Copy all the entries below exactly, but not the pictures.

### Stored rows

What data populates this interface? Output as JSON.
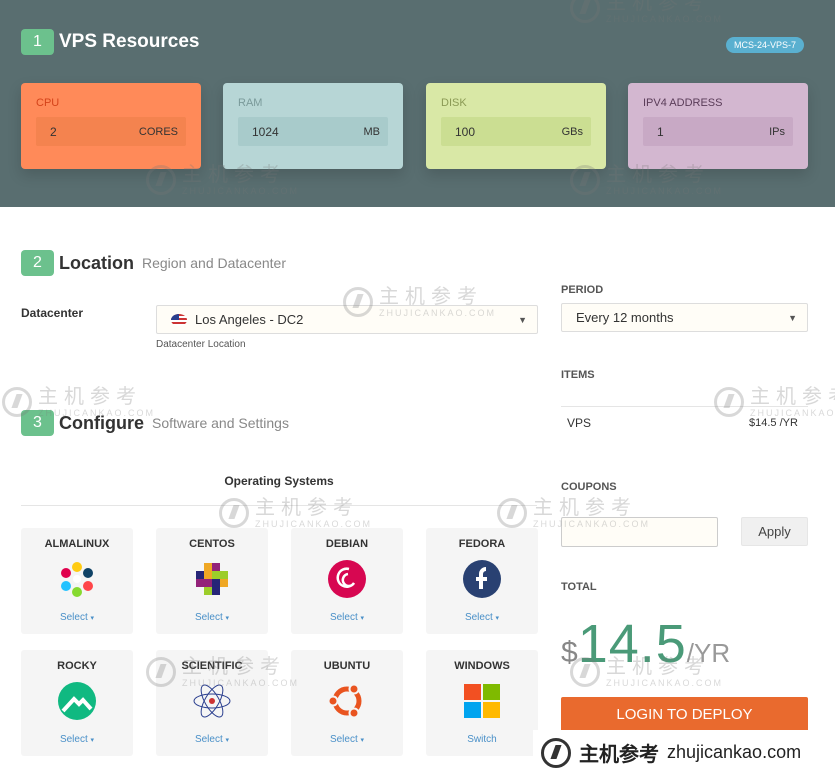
{
  "header": {
    "step": "1",
    "title": "VPS Resources",
    "plan_badge": "MCS-24-VPS-7"
  },
  "resources": [
    {
      "label": "CPU",
      "value": "2",
      "unit": "CORES",
      "bg": "#ff8a59",
      "box_bg": "#f4834f",
      "label_color": "#d4431a"
    },
    {
      "label": "RAM",
      "value": "1024",
      "unit": "MB",
      "bg": "#b7d6d6",
      "box_bg": "#a8cbcb",
      "label_color": "#7a9a9a"
    },
    {
      "label": "DISK",
      "value": "100",
      "unit": "GBs",
      "bg": "#d9e8a6",
      "box_bg": "#cbde92",
      "label_color": "#8b9a55"
    },
    {
      "label": "IPV4 ADDRESS",
      "value": "1",
      "unit": "IPs",
      "bg": "#d3b7d0",
      "box_bg": "#c8a9c5",
      "label_color": "#5a3c58"
    }
  ],
  "location": {
    "step": "2",
    "title": "Location",
    "subtitle": "Region and Datacenter",
    "datacenter_label": "Datacenter",
    "datacenter_value": "Los Angeles - DC2",
    "datacenter_hint": "Datacenter Location"
  },
  "configure": {
    "step": "3",
    "title": "Configure",
    "subtitle": "Software and Settings",
    "os_heading": "Operating Systems",
    "os_list": [
      {
        "name": "ALMALINUX",
        "action": "Select",
        "icon": "almalinux-logo-icon"
      },
      {
        "name": "CENTOS",
        "action": "Select",
        "icon": "centos-logo-icon"
      },
      {
        "name": "DEBIAN",
        "action": "Select",
        "icon": "debian-logo-icon"
      },
      {
        "name": "FEDORA",
        "action": "Select",
        "icon": "fedora-logo-icon"
      },
      {
        "name": "ROCKY",
        "action": "Select",
        "icon": "rocky-logo-icon"
      },
      {
        "name": "SCIENTIFIC",
        "action": "Select",
        "icon": "scientific-logo-icon"
      },
      {
        "name": "UBUNTU",
        "action": "Select",
        "icon": "ubuntu-logo-icon"
      },
      {
        "name": "WINDOWS",
        "action": "Switch",
        "icon": "windows-logo-icon"
      }
    ]
  },
  "summary": {
    "period_label": "PERIOD",
    "period_value": "Every 12 months",
    "items_label": "ITEMS",
    "item_name": "VPS",
    "item_price": "$14.5 /YR",
    "coupons_label": "COUPONS",
    "coupon_placeholder": "",
    "apply_label": "Apply",
    "total_label": "TOTAL",
    "total_currency": "$",
    "total_amount": "14.5",
    "total_period": "/YR",
    "deploy_label": "LOGIN TO DEPLOY"
  },
  "watermark": {
    "cn": "主机参考",
    "en": "ZHUJICANKAO.COM",
    "footer_cn": "主机参考",
    "footer_domain": "zhujicankao.com"
  }
}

######

→ **Response below**
What data populates this interface? Output as JSON.
{
  "header": {
    "step": "1",
    "title": "VPS Resources",
    "plan_badge": "MCS-24-VPS-7"
  },
  "resources": [
    {
      "label": "CPU",
      "value": "2",
      "unit": "CORES",
      "bg": "#ff8a59",
      "box_bg": "#f4834f",
      "label_color": "#d4431a"
    },
    {
      "label": "RAM",
      "value": "1024",
      "unit": "MB",
      "bg": "#b7d6d6",
      "box_bg": "#a8cbcb",
      "label_color": "#7a9a9a"
    },
    {
      "label": "DISK",
      "value": "100",
      "unit": "GBs",
      "bg": "#d9e8a6",
      "box_bg": "#cbde92",
      "label_color": "#8b9a55"
    },
    {
      "label": "IPV4 ADDRESS",
      "value": "1",
      "unit": "IPs",
      "bg": "#d3b7d0",
      "box_bg": "#c8a9c5",
      "label_color": "#5a3c58"
    }
  ],
  "location": {
    "step": "2",
    "title": "Location",
    "subtitle": "Region and Datacenter",
    "datacenter_label": "Datacenter",
    "datacenter_value": "Los Angeles - DC2",
    "datacenter_hint": "Datacenter Location"
  },
  "configure": {
    "step": "3",
    "title": "Configure",
    "subtitle": "Software and Settings",
    "os_heading": "Operating Systems",
    "os_list": [
      {
        "name": "ALMALINUX",
        "action": "Select",
        "icon": "almalinux-logo-icon"
      },
      {
        "name": "CENTOS",
        "action": "Select",
        "icon": "centos-logo-icon"
      },
      {
        "name": "DEBIAN",
        "action": "Select",
        "icon": "debian-logo-icon"
      },
      {
        "name": "FEDORA",
        "action": "Select",
        "icon": "fedora-logo-icon"
      },
      {
        "name": "ROCKY",
        "action": "Select",
        "icon": "rocky-logo-icon"
      },
      {
        "name": "SCIENTIFIC",
        "action": "Select",
        "icon": "scientific-logo-icon"
      },
      {
        "name": "UBUNTU",
        "action": "Select",
        "icon": "ubuntu-logo-icon"
      },
      {
        "name": "WINDOWS",
        "action": "Switch",
        "icon": "windows-logo-icon"
      }
    ]
  },
  "summary": {
    "period_label": "PERIOD",
    "period_value": "Every 12 months",
    "items_label": "ITEMS",
    "item_name": "VPS",
    "item_price": "$14.5 /YR",
    "coupons_label": "COUPONS",
    "coupon_placeholder": "",
    "apply_label": "Apply",
    "total_label": "TOTAL",
    "total_currency": "$",
    "total_amount": "14.5",
    "total_period": "/YR",
    "deploy_label": "LOGIN TO DEPLOY"
  },
  "watermark": {
    "cn": "主机参考",
    "en": "ZHUJICANKAO.COM",
    "footer_cn": "主机参考",
    "footer_domain": "zhujicankao.com"
  }
}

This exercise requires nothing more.